[Dataset entries on figures]
☆ ☆ ☆ ☆

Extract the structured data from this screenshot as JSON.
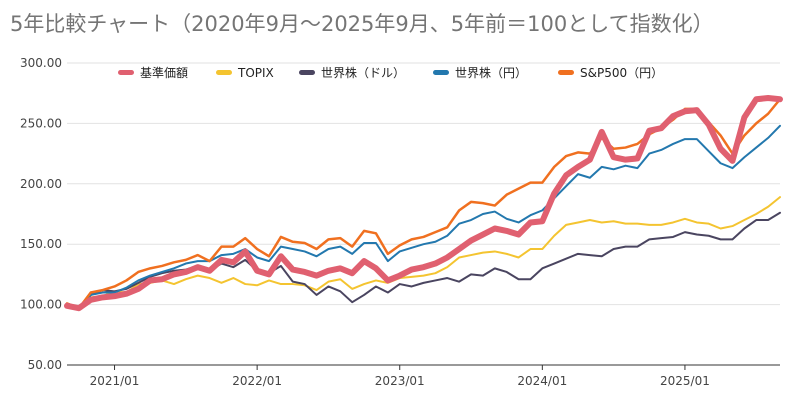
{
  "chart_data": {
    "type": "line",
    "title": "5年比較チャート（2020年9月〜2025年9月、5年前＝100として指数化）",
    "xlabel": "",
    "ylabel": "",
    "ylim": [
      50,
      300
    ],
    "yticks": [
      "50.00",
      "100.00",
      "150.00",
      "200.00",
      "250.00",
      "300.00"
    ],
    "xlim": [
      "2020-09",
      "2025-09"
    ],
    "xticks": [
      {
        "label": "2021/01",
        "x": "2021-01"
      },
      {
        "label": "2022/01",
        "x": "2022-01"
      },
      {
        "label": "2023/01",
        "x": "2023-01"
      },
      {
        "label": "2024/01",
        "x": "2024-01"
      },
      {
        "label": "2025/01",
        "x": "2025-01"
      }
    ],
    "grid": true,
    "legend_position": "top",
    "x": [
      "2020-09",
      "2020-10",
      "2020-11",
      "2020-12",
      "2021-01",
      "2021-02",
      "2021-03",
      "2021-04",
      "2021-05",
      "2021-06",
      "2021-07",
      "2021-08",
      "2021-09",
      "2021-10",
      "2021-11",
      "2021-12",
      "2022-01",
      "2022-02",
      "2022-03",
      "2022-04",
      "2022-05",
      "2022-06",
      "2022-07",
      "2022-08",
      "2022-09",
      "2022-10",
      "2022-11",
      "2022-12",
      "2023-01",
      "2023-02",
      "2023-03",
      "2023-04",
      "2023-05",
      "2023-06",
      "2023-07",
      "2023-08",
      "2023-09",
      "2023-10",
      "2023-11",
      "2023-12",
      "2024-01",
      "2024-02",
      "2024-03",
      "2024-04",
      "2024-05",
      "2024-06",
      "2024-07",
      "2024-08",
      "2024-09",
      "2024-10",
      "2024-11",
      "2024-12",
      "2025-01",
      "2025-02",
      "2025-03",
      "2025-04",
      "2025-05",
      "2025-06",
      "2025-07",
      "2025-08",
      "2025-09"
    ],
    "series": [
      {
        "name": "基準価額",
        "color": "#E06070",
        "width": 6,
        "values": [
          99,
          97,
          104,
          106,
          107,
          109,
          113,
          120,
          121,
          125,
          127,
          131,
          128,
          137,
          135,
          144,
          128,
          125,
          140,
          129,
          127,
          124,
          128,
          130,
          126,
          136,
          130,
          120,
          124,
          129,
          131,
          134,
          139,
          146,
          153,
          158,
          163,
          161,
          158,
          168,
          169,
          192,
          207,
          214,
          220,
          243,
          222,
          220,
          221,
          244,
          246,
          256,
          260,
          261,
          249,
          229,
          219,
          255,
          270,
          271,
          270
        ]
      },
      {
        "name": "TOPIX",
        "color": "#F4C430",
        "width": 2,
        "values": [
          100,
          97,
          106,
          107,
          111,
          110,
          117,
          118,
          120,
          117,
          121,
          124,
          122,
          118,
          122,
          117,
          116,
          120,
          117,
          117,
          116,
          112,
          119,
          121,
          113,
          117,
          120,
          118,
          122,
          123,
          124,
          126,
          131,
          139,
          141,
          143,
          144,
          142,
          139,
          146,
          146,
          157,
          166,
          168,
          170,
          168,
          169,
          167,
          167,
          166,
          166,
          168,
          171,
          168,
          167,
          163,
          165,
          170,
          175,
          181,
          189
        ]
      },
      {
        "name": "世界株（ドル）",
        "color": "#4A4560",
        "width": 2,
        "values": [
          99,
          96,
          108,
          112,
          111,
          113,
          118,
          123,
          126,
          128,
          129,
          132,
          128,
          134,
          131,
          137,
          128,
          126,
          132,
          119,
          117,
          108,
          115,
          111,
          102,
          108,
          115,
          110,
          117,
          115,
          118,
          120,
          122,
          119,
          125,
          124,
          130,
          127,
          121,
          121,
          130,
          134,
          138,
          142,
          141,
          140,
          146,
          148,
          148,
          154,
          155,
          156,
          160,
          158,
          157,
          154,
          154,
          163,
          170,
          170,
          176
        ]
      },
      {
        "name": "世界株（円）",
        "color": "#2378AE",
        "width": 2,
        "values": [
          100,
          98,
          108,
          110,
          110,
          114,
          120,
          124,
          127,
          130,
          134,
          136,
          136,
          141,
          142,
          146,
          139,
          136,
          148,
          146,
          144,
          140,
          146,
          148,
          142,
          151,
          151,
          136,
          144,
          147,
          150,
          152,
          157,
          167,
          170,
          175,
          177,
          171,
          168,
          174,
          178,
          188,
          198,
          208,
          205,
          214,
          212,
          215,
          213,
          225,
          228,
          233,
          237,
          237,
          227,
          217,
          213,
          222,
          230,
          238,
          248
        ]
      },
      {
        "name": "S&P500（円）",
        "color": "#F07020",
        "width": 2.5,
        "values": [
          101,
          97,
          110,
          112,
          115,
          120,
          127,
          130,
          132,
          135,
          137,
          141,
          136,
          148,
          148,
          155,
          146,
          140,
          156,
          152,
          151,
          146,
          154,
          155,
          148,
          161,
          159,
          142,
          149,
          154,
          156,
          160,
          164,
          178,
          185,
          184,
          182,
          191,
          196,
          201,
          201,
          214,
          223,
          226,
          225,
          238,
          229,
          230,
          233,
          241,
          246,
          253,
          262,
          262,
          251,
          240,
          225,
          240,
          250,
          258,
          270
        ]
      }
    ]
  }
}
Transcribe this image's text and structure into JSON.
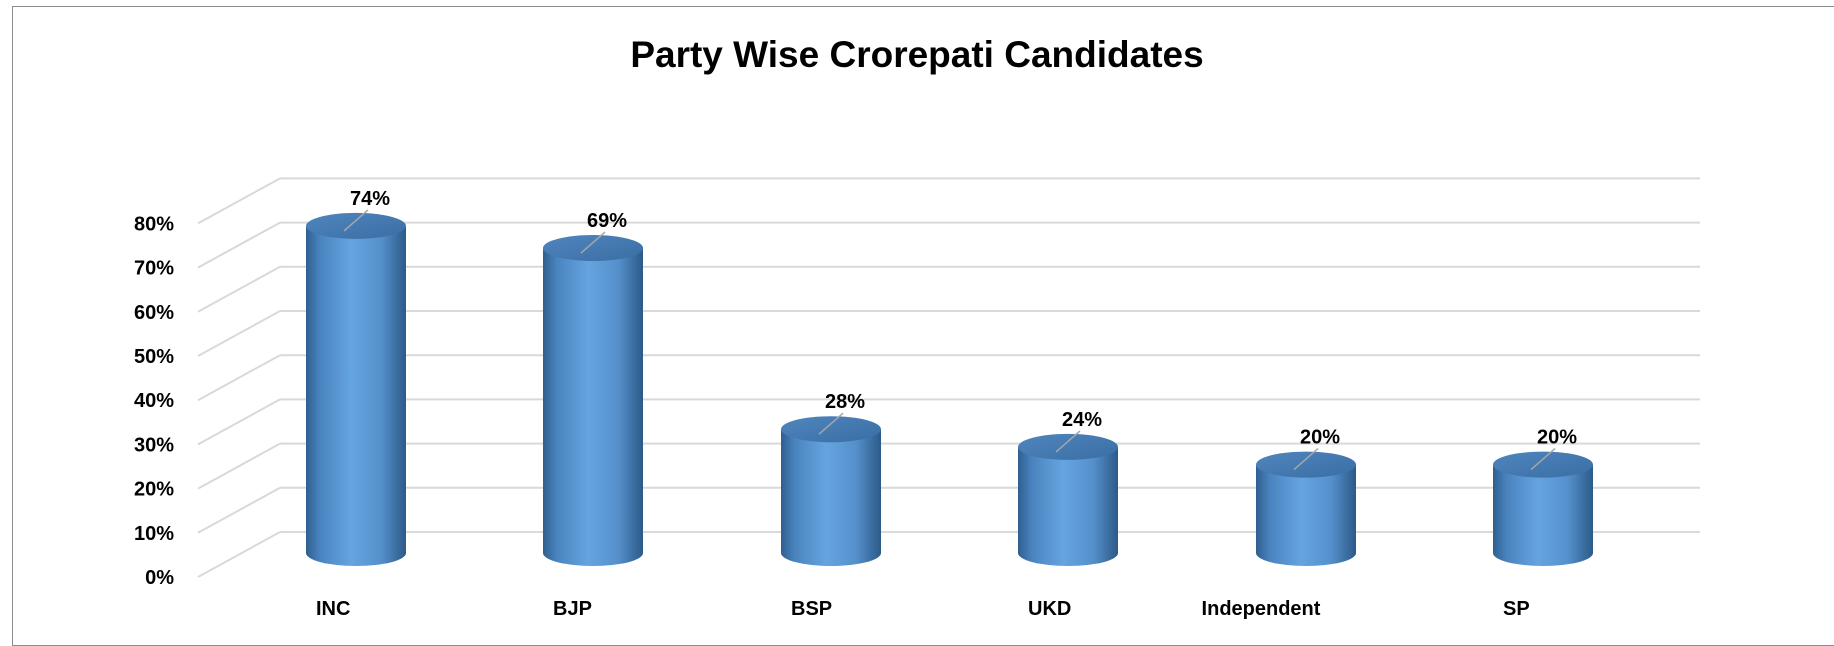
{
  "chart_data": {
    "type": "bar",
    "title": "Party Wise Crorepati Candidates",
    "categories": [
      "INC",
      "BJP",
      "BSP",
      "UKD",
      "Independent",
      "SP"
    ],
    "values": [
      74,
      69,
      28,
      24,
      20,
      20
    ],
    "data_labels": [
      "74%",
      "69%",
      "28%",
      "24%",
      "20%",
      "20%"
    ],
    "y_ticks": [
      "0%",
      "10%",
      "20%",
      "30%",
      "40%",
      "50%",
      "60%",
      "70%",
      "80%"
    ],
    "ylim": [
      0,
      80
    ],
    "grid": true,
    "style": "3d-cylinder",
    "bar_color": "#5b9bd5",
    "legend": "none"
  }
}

☆ ☆ ☆ ☆

Exercise brief
Copy the material shown above in full and exactly. Skip the pictures.

Solved exercise
Extract the structured data from this screenshot as JSON.
{
  "chart_data": {
    "type": "line",
    "title": "5年比較チャート（2020年9月〜2025年9月、5年前＝100として指数化）",
    "xlabel": "",
    "ylabel": "",
    "ylim": [
      50,
      300
    ],
    "yticks": [
      "50.00",
      "100.00",
      "150.00",
      "200.00",
      "250.00",
      "300.00"
    ],
    "xlim": [
      "2020-09",
      "2025-09"
    ],
    "xticks": [
      {
        "label": "2021/01",
        "x": "2021-01"
      },
      {
        "label": "2022/01",
        "x": "2022-01"
      },
      {
        "label": "2023/01",
        "x": "2023-01"
      },
      {
        "label": "2024/01",
        "x": "2024-01"
      },
      {
        "label": "2025/01",
        "x": "2025-01"
      }
    ],
    "grid": true,
    "legend_position": "top",
    "x": [
      "2020-09",
      "2020-10",
      "2020-11",
      "2020-12",
      "2021-01",
      "2021-02",
      "2021-03",
      "2021-04",
      "2021-05",
      "2021-06",
      "2021-07",
      "2021-08",
      "2021-09",
      "2021-10",
      "2021-11",
      "2021-12",
      "2022-01",
      "2022-02",
      "2022-03",
      "2022-04",
      "2022-05",
      "2022-06",
      "2022-07",
      "2022-08",
      "2022-09",
      "2022-10",
      "2022-11",
      "2022-12",
      "2023-01",
      "2023-02",
      "2023-03",
      "2023-04",
      "2023-05",
      "2023-06",
      "2023-07",
      "2023-08",
      "2023-09",
      "2023-10",
      "2023-11",
      "2023-12",
      "2024-01",
      "2024-02",
      "2024-03",
      "2024-04",
      "2024-05",
      "2024-06",
      "2024-07",
      "2024-08",
      "2024-09",
      "2024-10",
      "2024-11",
      "2024-12",
      "2025-01",
      "2025-02",
      "2025-03",
      "2025-04",
      "2025-05",
      "2025-06",
      "2025-07",
      "2025-08",
      "2025-09"
    ],
    "series": [
      {
        "name": "基準価額",
        "color": "#E06070",
        "width": 6,
        "values": [
          99,
          97,
          104,
          106,
          107,
          109,
          113,
          120,
          121,
          125,
          127,
          131,
          128,
          137,
          135,
          144,
          128,
          125,
          140,
          129,
          127,
          124,
          128,
          130,
          126,
          136,
          130,
          120,
          124,
          129,
          131,
          134,
          139,
          146,
          153,
          158,
          163,
          161,
          158,
          168,
          169,
          192,
          207,
          214,
          220,
          243,
          222,
          220,
          221,
          244,
          246,
          256,
          260,
          261,
          249,
          229,
          219,
          255,
          270,
          271,
          270
        ]
      },
      {
        "name": "TOPIX",
        "color": "#F4C430",
        "width": 2,
        "values": [
          100,
          97,
          106,
          107,
          111,
          110,
          117,
          118,
          120,
          117,
          121,
          124,
          122,
          118,
          122,
          117,
          116,
          120,
          117,
          117,
          116,
          112,
          119,
          121,
          113,
          117,
          120,
          118,
          122,
          123,
          124,
          126,
          131,
          139,
          141,
          143,
          144,
          142,
          139,
          146,
          146,
          157,
          166,
          168,
          170,
          168,
          169,
          167,
          167,
          166,
          166,
          168,
          171,
          168,
          167,
          163,
          165,
          170,
          175,
          181,
          189
        ]
      },
      {
        "name": "世界株（ドル）",
        "color": "#4A4560",
        "width": 2,
        "values": [
          99,
          96,
          108,
          112,
          111,
          113,
          118,
          123,
          126,
          128,
          129,
          132,
          128,
          134,
          131,
          137,
          128,
          126,
          132,
          119,
          117,
          108,
          115,
          111,
          102,
          108,
          115,
          110,
          117,
          115,
          118,
          120,
          122,
          119,
          125,
          124,
          130,
          127,
          121,
          121,
          130,
          134,
          138,
          142,
          141,
          140,
          146,
          148,
          148,
          154,
          155,
          156,
          160,
          158,
          157,
          154,
          154,
          163,
          170,
          170,
          176
        ]
      },
      {
        "name": "世界株（円）",
        "color": "#2378AE",
        "width": 2,
        "values": [
          100,
          98,
          108,
          110,
          110,
          114,
          120,
          124,
          127,
          130,
          134,
          136,
          136,
          141,
          142,
          146,
          139,
          136,
          148,
          146,
          144,
          140,
          146,
          148,
          142,
          151,
          151,
          136,
          144,
          147,
          150,
          152,
          157,
          167,
          170,
          175,
          177,
          171,
          168,
          174,
          178,
          188,
          198,
          208,
          205,
          214,
          212,
          215,
          213,
          225,
          228,
          233,
          237,
          237,
          227,
          217,
          213,
          222,
          230,
          238,
          248
        ]
      },
      {
        "name": "S&P500（円）",
        "color": "#F07020",
        "width": 2.5,
        "values": [
          101,
          97,
          110,
          112,
          115,
          120,
          127,
          130,
          132,
          135,
          137,
          141,
          136,
          148,
          148,
          155,
          146,
          140,
          156,
          152,
          151,
          146,
          154,
          155,
          148,
          161,
          159,
          142,
          149,
          154,
          156,
          160,
          164,
          178,
          185,
          184,
          182,
          191,
          196,
          201,
          201,
          214,
          223,
          226,
          225,
          238,
          229,
          230,
          233,
          241,
          246,
          253,
          262,
          262,
          251,
          240,
          225,
          240,
          250,
          258,
          270
        ]
      }
    ]
  }
}
Transcribe this image's text and structure into JSON.
{
  "chart_data": {
    "type": "bar",
    "title": "Party Wise Crorepati Candidates",
    "categories": [
      "INC",
      "BJP",
      "BSP",
      "UKD",
      "Independent",
      "SP"
    ],
    "values": [
      74,
      69,
      28,
      24,
      20,
      20
    ],
    "data_labels": [
      "74%",
      "69%",
      "28%",
      "24%",
      "20%",
      "20%"
    ],
    "y_ticks": [
      "0%",
      "10%",
      "20%",
      "30%",
      "40%",
      "50%",
      "60%",
      "70%",
      "80%"
    ],
    "ylim": [
      0,
      80
    ],
    "grid": true,
    "style": "3d-cylinder",
    "bar_color": "#5b9bd5",
    "legend": "none"
  }
}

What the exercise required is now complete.